
  • Très bonne analyse qui est aussi un éclairage objectif de la situation. Reste à préciser un détail concernant les USA. Plus précisément Trump. Malgré tous ces défauts majeurs, nous ne pouvons que saluer les objectifs atteints en quelques années dans le VRAI processus de paix entre les arabes et Israel. Il a réussi en 1 seul mandat là où les autres présidents ont échoué. Sans utiliser la force militaire mais en utilisant son ton direct et cru. Au final: même les arabes n’ayant pas encore franchi le pas officiellement comme l’Arabie, jordanie : tout le monde sait qu’il y sont favorables et entretiennent de bonnes relations discrètes avec Israel. Les résidus arabes ( malheureusement pour cette expression) sont ceux qui gravitent et dependent de l’iran. Ces pays, détruits, affamés par les guerres menées par l’iran ( syrie, irak, liban, ghaza). Ces pays sont les seuls en guerre et ils ne sont plus considérés pays « arabes » actuellement. En tout cas merci pour cette belle analyse Monsieur Touma.

    LE FRANCOPHONE

    11 h 22, le 29 décembre 2020

  • La pandémie qui est venue au secours de l’endémie créer de toute pièce par les multiples virus humains qui sont au pouvoir est loin de se terminer. Les mesures timides prises par le gouvernement si on peut l’appeler ainsi prouvent que ces gens au pouvoir n’ont aucun intérêt à ce que le Liban s’en sorte malgré l’arrivée des différents vaccins. Après le blocage du gouvernement viendrait le blocage du vaccin qui, s’il ne sera pas confisqué par certains pour empêcher une distribution équitable et sera marchandé à prix fort même s’il a été offert au pays. Wait and see. Quant aux manifestants, ils attendent une main amie qui viendrait les protéger pour libérer ce pays et les candidats sont rares. Cette jungle qu’est devenue le Liban, les protecteurs préfèrent se montrer du côté de ceux qui montrent leurs crocs à ceux qui défendent leurs abris et leurs biens espérant que leurs postes et leurs salaires ne soient pas touchés par une décision d’un haut placé ou pire qu’ils ne paient de leur vie pour avoir osé se déclarer patriote et se ranger derrières les bonnes personnes. This is it.

◆ **EXTRAIT DES DONNÉES**
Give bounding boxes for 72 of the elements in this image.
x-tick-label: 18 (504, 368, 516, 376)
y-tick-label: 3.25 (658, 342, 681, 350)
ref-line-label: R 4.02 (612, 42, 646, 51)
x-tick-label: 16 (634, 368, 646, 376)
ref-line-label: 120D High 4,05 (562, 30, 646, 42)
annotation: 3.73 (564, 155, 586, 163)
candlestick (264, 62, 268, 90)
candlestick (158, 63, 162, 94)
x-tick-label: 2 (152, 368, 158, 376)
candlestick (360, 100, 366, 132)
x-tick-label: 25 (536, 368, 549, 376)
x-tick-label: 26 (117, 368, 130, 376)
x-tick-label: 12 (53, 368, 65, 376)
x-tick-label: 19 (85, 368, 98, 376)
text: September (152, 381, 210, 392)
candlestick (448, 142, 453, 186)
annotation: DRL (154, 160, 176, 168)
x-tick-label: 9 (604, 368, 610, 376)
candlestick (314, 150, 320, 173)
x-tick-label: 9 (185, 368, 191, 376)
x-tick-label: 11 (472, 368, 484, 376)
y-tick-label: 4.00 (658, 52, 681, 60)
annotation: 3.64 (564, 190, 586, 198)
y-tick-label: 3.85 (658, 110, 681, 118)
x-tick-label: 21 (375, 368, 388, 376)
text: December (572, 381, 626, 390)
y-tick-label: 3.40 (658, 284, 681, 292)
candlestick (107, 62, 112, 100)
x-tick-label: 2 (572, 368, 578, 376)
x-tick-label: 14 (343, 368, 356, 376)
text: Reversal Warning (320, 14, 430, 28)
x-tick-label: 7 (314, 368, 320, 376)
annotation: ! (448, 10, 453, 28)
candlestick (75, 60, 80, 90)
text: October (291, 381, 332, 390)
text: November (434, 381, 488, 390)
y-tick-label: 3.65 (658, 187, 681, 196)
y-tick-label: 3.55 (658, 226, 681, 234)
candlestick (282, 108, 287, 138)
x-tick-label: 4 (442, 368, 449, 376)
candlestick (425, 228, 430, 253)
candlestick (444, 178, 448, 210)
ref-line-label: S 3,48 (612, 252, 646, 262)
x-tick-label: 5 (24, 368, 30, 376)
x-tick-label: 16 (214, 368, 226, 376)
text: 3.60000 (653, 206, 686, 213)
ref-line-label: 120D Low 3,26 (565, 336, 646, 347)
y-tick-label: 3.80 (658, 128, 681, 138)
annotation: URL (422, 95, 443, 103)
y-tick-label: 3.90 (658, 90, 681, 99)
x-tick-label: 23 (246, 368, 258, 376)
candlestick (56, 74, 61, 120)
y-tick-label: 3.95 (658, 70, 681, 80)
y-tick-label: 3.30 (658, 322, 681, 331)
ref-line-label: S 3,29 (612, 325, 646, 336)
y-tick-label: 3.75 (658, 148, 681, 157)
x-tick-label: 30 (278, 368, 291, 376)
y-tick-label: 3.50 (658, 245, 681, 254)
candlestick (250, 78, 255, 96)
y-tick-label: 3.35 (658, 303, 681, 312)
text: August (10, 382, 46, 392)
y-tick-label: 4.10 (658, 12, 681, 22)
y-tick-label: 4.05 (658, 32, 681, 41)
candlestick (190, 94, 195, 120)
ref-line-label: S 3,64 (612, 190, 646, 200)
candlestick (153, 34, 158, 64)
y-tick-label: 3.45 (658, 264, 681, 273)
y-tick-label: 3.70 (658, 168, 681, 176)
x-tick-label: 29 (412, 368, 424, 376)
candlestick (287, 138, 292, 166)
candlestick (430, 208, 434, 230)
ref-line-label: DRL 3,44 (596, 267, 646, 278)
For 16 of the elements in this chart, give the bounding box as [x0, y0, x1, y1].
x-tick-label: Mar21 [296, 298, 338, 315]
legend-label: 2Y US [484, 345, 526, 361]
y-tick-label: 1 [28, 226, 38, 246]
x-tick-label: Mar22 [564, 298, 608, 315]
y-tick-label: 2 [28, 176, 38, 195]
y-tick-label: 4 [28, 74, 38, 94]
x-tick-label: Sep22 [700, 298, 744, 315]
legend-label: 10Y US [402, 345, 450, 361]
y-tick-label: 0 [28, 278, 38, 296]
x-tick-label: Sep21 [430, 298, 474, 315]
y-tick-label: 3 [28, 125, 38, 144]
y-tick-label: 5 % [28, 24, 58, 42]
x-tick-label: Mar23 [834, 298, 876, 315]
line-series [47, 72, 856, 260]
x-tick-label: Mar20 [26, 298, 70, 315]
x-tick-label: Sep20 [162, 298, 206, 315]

◆ **TÂCHE À RÉALISER**
Reprenez les commentaires de lecteurs sur la situation au Liban et poursuivez-les après leur dernière phrase.

◆ **RÉSULTAT ATTENDU**
    Sissi zayyat

    10 h 44, le 29 décembre 2020

  • La chute des tabous est un element essentiel dans la liberation du Liban. Le hezbollah est de plus en plus percu sous son vrai visage, une milice sectaire armee au service de l’Iran, qui ne tient pas compte de l’interet du Liban ni des Libanais. Nasrallah n’a-t-il pas declare que ses hommes continueront a etre payes alors que les fonctionnaires de l’Etat ne pourront plus l’etre ? Cette facon arrogante de clamer fierement sa mainmise sur le pays et sa soumission a l’Iran des mollahs s’est finalement revelee favorable a une prise de conscience des Libanais. Les reseaux sociaux et les principales sations de television aidant, les Libanais savent maintenant parfaitement qui dirige notre pays et qui a provoque sa ruine , ils savent aussi qui a couvert le hezbollah depuis 2005 et qui lui a permis de changer la nature meme du Liban

    Goraieb Nada

    08 h 33, le 29 décembre 2020

  • Qu'est ce donc que le Liban profond ?

    NAJJAR Karim

    07 h 27, le 29 décembre 2020

  • """La contestation populaire enclenchée en octobre 2019 n’aura pas pris, certes, la tournure d’une révolution, la « thaoura », dont rêvaient (prématurément) nombre de jeunes, et elle s’est certes essoufflée à la suite de l’explosion du 4 août et sous l’effet des conséquences de l’effroyable effondrement économique et financier.""" A Mon humble avis, c’est plutôt l’infection par la Covid, et le respect des gestes barrières qui ont dissuadé nombre de mes amis révolutionnaires, que la peur des tirs à balles réelles, ou les hordes sauvages qui venaient perturber la marche de leur mouvement. Tout cela sera remis en route l’année prochaine, Inchalla. En vous lisant, une question me revient : est-ce à la faveur du "Printemps arabe" que les rapprochements avec certains pays sont possibles, et surtout l’atroce guerre en Syrie voisine, où l’on craignait la création dans ce pays de l’un ou l’autre "front de refus" pour récupérer tous les mécontents, sans parler de la stagnation de l’Autorité palestinienne. (Le Maroc et le Soudan ne sont sur un front avec l’Iran). Bientôt une ou plusieurs études nous ouvriront les yeux. En attendant, je me permets de souhaiter à tous ceux qui ont résisté jusqu’au bout, et à vous en particulier, une heureuse et "paisible" année 2021.